:: Stored data ::
--
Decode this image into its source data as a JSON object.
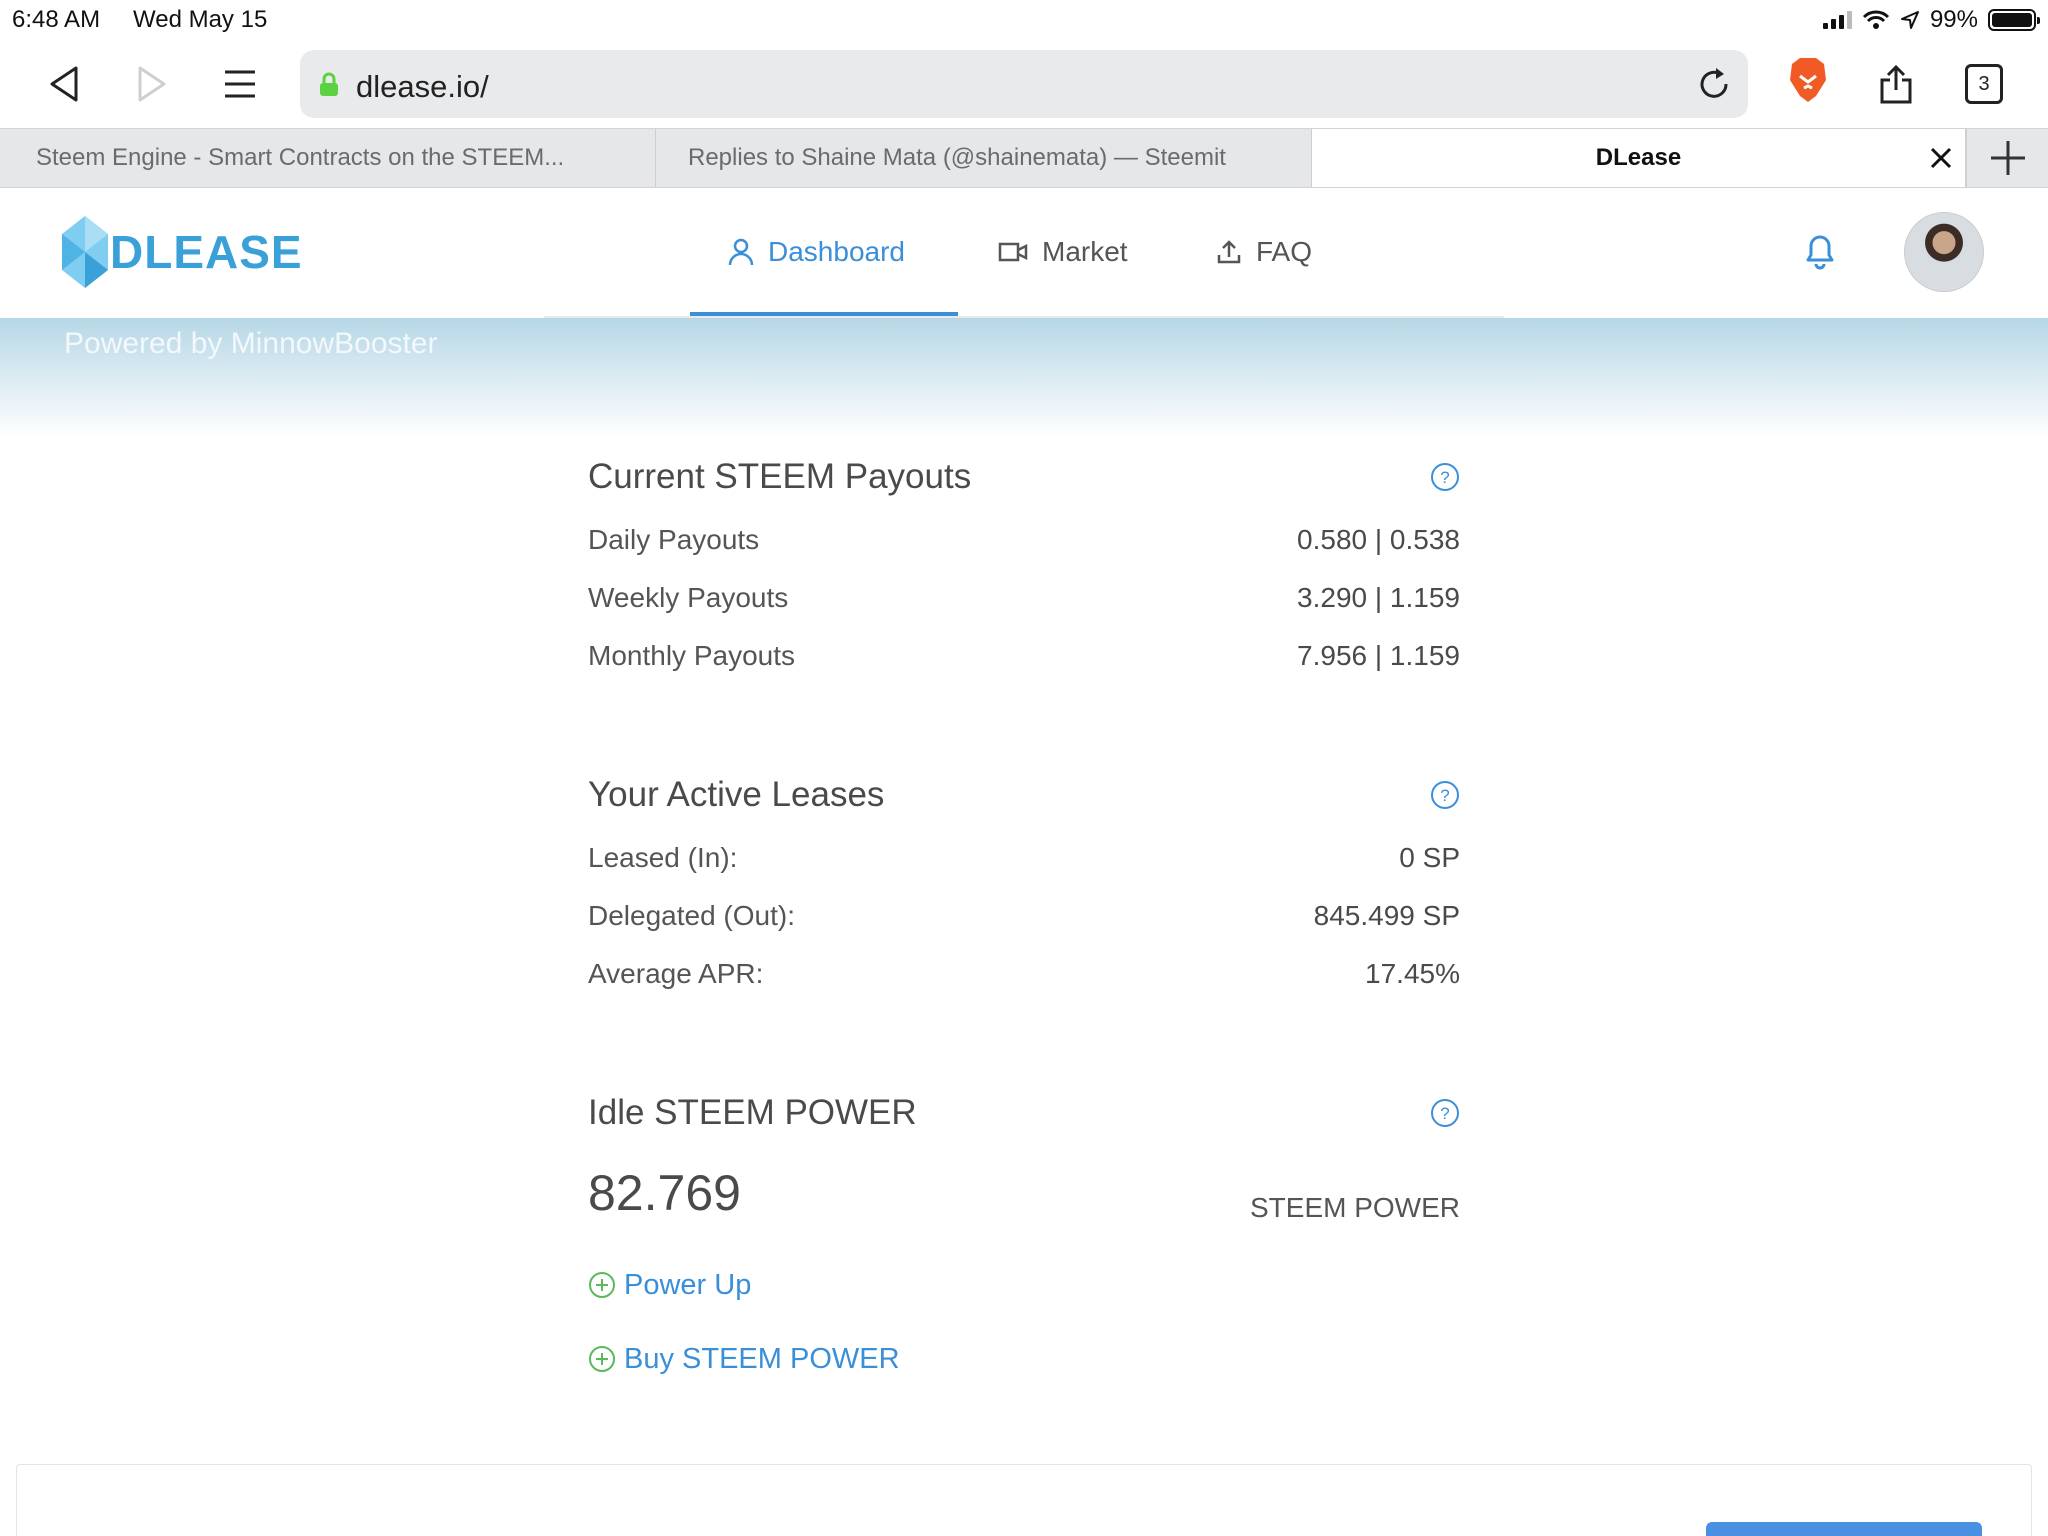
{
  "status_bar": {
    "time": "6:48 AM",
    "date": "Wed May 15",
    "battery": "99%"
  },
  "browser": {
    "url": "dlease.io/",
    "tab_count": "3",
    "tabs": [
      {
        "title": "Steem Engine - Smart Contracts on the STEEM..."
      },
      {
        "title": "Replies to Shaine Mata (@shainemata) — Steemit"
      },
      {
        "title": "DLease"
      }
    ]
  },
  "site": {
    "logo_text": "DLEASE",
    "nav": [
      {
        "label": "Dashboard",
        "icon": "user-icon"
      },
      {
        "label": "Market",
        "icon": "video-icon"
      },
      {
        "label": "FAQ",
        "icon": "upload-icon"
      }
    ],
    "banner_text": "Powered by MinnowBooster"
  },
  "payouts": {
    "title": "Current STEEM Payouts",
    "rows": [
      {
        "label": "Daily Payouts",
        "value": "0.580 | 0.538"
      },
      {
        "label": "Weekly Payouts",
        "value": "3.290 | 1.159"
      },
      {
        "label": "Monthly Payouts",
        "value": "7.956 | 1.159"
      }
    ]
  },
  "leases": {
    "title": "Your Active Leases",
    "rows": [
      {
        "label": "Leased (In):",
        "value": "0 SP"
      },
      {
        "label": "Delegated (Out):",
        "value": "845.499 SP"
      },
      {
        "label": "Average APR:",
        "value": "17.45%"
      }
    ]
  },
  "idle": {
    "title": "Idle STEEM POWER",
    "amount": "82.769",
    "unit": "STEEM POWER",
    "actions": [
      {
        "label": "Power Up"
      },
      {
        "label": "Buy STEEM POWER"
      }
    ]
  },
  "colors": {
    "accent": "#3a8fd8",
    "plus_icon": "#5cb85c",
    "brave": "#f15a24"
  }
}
--
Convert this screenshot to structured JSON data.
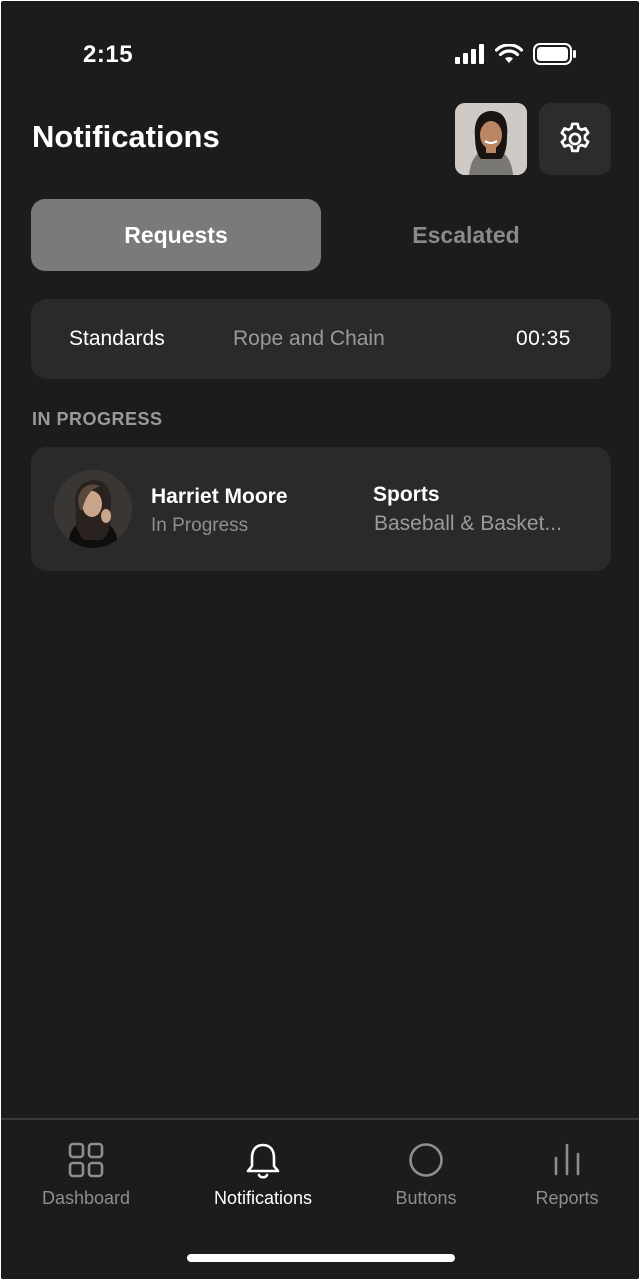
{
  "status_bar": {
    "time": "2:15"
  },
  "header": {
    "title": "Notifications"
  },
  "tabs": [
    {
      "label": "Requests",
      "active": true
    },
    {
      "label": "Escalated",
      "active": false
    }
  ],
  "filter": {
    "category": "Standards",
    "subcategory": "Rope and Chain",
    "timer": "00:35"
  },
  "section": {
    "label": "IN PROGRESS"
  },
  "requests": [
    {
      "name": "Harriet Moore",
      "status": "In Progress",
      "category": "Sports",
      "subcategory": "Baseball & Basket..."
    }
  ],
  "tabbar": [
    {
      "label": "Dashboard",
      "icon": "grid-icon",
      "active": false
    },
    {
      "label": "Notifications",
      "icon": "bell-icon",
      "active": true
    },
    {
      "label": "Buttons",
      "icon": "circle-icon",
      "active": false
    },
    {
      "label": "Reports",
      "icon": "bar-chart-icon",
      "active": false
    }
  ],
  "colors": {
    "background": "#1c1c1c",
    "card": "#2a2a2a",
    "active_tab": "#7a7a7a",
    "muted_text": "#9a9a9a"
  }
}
--
:: Exercise task ::
Where a line above includes "JSON", copy that line.

:: Reply ::
Decode this image into its source data as a JSON object.
Convert this screenshot to structured JSON data.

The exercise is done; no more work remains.